_What you will do_
Would you pull out every line of the material that contains the string "front"?

▼

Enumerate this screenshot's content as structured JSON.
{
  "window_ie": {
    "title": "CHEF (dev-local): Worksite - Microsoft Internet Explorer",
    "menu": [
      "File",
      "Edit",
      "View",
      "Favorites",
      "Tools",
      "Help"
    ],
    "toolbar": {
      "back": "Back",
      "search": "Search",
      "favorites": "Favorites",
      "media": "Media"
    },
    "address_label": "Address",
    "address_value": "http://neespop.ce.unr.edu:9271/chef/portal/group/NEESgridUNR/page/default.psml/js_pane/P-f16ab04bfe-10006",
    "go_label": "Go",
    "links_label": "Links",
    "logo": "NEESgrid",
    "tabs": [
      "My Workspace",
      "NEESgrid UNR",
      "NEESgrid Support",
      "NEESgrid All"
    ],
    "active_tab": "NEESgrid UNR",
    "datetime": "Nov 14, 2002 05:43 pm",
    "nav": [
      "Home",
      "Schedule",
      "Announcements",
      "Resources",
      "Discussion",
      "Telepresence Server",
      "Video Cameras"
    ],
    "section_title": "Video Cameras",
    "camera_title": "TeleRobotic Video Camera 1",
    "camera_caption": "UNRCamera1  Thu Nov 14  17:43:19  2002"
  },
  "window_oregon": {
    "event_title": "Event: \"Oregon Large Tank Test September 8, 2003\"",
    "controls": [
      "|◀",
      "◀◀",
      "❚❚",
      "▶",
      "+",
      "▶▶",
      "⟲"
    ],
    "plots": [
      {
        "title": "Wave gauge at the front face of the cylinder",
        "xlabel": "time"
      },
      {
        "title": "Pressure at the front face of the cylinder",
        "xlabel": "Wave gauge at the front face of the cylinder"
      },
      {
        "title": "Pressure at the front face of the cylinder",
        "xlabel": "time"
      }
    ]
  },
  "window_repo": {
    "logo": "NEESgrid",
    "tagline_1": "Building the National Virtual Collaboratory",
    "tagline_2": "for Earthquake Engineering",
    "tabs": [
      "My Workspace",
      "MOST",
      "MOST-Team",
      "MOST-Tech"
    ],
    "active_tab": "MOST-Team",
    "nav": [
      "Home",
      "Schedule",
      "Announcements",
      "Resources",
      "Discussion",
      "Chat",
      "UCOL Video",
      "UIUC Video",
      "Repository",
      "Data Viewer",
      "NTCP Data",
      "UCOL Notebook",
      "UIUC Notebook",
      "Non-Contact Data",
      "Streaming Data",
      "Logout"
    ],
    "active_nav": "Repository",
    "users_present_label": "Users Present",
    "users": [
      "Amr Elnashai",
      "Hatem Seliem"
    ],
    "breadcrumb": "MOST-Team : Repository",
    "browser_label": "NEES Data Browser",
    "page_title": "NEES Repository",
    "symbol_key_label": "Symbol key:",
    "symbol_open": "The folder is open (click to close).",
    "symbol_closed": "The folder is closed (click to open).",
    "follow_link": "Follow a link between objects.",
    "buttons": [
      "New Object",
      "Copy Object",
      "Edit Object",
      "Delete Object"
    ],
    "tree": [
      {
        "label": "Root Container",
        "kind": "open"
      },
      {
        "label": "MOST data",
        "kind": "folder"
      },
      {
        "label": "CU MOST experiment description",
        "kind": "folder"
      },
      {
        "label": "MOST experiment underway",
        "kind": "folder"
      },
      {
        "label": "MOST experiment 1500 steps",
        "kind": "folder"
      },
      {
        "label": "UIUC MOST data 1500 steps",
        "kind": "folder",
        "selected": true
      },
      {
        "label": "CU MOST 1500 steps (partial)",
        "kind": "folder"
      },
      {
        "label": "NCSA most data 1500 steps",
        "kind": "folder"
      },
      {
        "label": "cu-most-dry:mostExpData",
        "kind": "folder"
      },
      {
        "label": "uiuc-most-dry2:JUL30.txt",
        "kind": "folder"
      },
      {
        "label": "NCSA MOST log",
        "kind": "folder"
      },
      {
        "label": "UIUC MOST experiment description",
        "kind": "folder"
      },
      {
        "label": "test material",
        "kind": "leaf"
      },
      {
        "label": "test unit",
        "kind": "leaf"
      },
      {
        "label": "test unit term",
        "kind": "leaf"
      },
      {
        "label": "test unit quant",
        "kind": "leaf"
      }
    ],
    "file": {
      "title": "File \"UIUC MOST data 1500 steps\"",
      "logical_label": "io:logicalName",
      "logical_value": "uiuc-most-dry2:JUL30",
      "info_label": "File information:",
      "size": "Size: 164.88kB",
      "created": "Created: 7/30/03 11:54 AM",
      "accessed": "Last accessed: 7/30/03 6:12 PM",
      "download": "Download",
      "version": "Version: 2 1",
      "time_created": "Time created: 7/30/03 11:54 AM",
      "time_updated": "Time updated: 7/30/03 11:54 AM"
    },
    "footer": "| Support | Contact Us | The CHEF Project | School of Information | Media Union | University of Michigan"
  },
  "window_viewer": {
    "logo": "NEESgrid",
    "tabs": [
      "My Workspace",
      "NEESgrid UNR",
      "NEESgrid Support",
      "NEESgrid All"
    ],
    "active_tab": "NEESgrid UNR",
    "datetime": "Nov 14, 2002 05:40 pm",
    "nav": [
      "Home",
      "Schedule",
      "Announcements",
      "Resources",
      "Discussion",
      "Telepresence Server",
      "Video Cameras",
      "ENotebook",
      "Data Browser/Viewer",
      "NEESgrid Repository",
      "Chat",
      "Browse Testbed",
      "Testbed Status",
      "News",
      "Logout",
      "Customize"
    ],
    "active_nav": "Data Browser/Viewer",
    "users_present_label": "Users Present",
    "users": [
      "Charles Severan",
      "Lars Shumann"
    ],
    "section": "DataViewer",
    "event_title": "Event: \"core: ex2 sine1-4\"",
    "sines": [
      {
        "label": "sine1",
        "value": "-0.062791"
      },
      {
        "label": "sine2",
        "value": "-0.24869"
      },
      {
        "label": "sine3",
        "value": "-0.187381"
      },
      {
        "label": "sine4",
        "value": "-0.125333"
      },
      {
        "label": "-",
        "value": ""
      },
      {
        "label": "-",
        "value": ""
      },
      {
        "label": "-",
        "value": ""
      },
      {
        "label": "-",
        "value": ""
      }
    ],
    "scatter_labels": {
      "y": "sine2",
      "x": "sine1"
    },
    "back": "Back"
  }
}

▲

_Correct result_
        "title": "Wave gauge at the front face of the cylinder",
        "title": "Pressure at the front face of the cylinder",
        "xlabel": "Wave gauge at the front face of the cylinder"
        "title": "Pressure at the front face of the cylinder",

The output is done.